— TASK GOAL —
Reproduce the listing below verbatim.

[Stored records]
───

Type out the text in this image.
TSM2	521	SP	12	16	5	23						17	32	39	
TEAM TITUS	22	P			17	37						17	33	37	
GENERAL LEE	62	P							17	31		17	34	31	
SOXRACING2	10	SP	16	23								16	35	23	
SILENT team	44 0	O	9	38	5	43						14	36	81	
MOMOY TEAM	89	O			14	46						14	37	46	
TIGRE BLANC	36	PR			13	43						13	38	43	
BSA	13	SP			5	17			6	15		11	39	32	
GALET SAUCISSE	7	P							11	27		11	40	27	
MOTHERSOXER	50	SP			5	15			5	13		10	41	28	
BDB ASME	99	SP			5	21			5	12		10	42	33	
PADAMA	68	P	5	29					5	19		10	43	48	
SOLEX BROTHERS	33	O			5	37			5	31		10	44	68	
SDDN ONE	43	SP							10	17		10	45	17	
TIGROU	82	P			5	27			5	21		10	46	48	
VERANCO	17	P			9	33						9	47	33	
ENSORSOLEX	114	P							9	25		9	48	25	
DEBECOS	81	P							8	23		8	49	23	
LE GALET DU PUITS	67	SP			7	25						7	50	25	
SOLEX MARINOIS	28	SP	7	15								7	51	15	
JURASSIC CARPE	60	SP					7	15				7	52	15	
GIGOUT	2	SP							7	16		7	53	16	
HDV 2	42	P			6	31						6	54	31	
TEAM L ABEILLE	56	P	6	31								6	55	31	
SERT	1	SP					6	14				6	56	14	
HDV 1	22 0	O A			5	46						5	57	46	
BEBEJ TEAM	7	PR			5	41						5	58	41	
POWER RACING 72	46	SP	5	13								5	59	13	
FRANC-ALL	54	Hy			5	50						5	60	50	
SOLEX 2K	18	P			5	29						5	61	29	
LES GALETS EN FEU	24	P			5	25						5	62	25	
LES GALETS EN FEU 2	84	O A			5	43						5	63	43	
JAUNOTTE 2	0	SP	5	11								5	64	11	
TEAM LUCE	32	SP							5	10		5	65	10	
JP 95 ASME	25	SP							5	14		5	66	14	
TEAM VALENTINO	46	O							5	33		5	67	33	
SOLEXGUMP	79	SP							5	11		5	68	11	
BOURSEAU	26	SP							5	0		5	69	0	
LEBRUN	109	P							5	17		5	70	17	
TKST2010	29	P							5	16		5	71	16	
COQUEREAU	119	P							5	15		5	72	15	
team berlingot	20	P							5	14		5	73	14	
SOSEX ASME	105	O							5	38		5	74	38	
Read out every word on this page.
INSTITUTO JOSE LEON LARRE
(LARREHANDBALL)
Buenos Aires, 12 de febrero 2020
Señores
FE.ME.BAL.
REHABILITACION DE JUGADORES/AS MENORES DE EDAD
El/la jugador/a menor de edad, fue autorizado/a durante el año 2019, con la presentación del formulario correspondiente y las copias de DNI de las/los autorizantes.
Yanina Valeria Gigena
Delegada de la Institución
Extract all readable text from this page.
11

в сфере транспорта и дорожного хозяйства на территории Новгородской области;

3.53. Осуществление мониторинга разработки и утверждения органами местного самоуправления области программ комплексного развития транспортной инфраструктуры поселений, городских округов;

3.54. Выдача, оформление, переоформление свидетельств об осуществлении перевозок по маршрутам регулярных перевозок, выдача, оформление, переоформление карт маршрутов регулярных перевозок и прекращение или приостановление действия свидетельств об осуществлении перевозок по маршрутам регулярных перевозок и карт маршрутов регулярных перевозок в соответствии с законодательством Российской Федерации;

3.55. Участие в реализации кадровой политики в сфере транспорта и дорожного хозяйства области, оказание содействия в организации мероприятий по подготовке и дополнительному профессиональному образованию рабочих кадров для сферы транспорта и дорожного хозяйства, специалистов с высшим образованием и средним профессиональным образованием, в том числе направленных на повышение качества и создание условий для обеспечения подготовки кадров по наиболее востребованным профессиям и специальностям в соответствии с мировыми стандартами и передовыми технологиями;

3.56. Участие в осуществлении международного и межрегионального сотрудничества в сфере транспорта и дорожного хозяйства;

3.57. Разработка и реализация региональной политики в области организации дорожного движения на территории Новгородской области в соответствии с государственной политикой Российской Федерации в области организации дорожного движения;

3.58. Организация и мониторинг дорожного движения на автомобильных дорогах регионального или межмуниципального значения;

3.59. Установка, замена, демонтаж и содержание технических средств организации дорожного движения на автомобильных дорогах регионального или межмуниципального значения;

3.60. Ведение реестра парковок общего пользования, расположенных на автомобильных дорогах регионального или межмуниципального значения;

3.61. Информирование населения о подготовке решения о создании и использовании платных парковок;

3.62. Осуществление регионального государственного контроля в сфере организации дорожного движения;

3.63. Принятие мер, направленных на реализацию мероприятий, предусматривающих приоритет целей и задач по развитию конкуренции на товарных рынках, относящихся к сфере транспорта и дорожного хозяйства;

───

— THE OUTPUT —
Type out the text in this image.
TSM2	521	SP	12	16	5	23						17	32	39	
TEAM TITUS	22	P			17	37						17	33	37	
GENERAL LEE	62	P							17	31		17	34	31	
SOXRACING2	10	SP	16	23								16	35	23	
SILENT team	44 0	O	9	38	5	43						14	36	81	
MOMOY TEAM	89	O			14	46						14	37	46	
TIGRE BLANC	36	PR			13	43						13	38	43	
BSA	13	SP			5	17			6	15		11	39	32	
GALET SAUCISSE	7	P							11	27		11	40	27	
MOTHERSOXER	50	SP			5	15			5	13		10	41	28	
BDB ASME	99	SP			5	21			5	12		10	42	33	
PADAMA	68	P	5	29					5	19		10	43	48	
SOLEX BROTHERS	33	O			5	37			5	31		10	44	68	
SDDN ONE	43	SP							10	17		10	45	17	
TIGROU	82	P			5	27			5	21		10	46	48	
VERANCO	17	P			9	33						9	47	33	
ENSORSOLEX	114	P							9	25		9	48	25	
DEBECOS	81	P							8	23		8	49	23	
LE GALET DU PUITS	67	SP			7	25						7	50	25	
SOLEX MARINOIS	28	SP	7	15								7	51	15	
JURASSIC CARPE	60	SP					7	15				7	52	15	
GIGOUT	2	SP							7	16		7	53	16	
HDV 2	42	P			6	31						6	54	31	
TEAM L ABEILLE	56	P	6	31								6	55	31	
SERT	1	SP					6	14				6	56	14	
HDV 1	22 0	O A			5	46						5	57	46	
BEBEJ TEAM	7	PR			5	41						5	58	41	
POWER RACING 72	46	SP	5	13								5	59	13	
FRANC-ALL	54	Hy			5	50						5	60	50	
SOLEX 2K	18	P			5	29						5	61	29	
LES GALETS EN FEU	24	P			5	25						5	62	25	
LES GALETS EN FEU 2	84	O A			5	43						5	63	43	
JAUNOTTE 2	0	SP	5	11								5	64	11	
TEAM LUCE	32	SP							5	10		5	65	10	
JP 95 ASME	25	SP							5	14		5	66	14	
TEAM VALENTINO	46	O							5	33		5	67	33	
SOLEXGUMP	79	SP							5	11		5	68	11	
BOURSEAU	26	SP							5	0		5	69	0	
LEBRUN	109	P							5	17		5	70	17	
TKST2010	29	P							5	16		5	71	16	
COQUEREAU	119	P							5	15		5	72	15	
team berlingot	20	P							5	14		5	73	14	
SOSEX ASME	105	O							5	38		5	74	38	
Read out every word on this page.
INSTITUTO JOSE LEON LARRE
(LARREHANDBALL)
Buenos Aires, 12 de febrero 2020
Señores
FE.ME.BAL.
REHABILITACION DE JUGADORES/AS MENORES DE EDAD
El/la jugador/a menor de edad, fue autorizado/a durante el año 2019, con la presentación del formulario correspondiente y las copias de DNI de las/los autorizantes.
Yanina Valeria Gigena
Delegada de la Institución
Extract all readable text from this page.
11

в сфере транспорта и дорожного хозяйства на территории Новгородской области;

3.53. Осуществление мониторинга разработки и утверждения органами местного самоуправления области программ комплексного развития транспортной инфраструктуры поселений, городских округов;

3.54. Выдача, оформление, переоформление свидетельств об осуществлении перевозок по маршрутам регулярных перевозок, выдача, оформление, переоформление карт маршрутов регулярных перевозок и прекращение или приостановление действия свидетельств об осуществлении перевозок по маршрутам регулярных перевозок и карт маршрутов регулярных перевозок в соответствии с законодательством Российской Федерации;

3.55. Участие в реализации кадровой политики в сфере транспорта и дорожного хозяйства области, оказание содействия в организации мероприятий по подготовке и дополнительному профессиональному образованию рабочих кадров для сферы транспорта и дорожного хозяйства, специалистов с высшим образованием и средним профессиональным образованием, в том числе направленных на повышение качества и создание условий для обеспечения подготовки кадров по наиболее востребованным профессиям и специальностям в соответствии с мировыми стандартами и передовыми технологиями;

3.56. Участие в осуществлении международного и межрегионального сотрудничества в сфере транспорта и дорожного хозяйства;

3.57. Разработка и реализация региональной политики в области организации дорожного движения на территории Новгородской области в соответствии с государственной политикой Российской Федерации в области организации дорожного движения;

3.58. Организация и мониторинг дорожного движения на автомобильных дорогах регионального или межмуниципального значения;

3.59. Установка, замена, демонтаж и содержание технических средств организации дорожного движения на автомобильных дорогах регионального или межмуниципального значения;

3.60. Ведение реестра парковок общего пользования, расположенных на автомобильных дорогах регионального или межмуниципального значения;

3.61. Информирование населения о подготовке решения о создании и использовании платных парковок;

3.62. Осуществление регионального государственного контроля в сфере организации дорожного движения;

3.63. Принятие мер, направленных на реализацию мероприятий, предусматривающих приоритет целей и задач по развитию конкуренции на товарных рынках, относящихся к сфере транспорта и дорожного хозяйства;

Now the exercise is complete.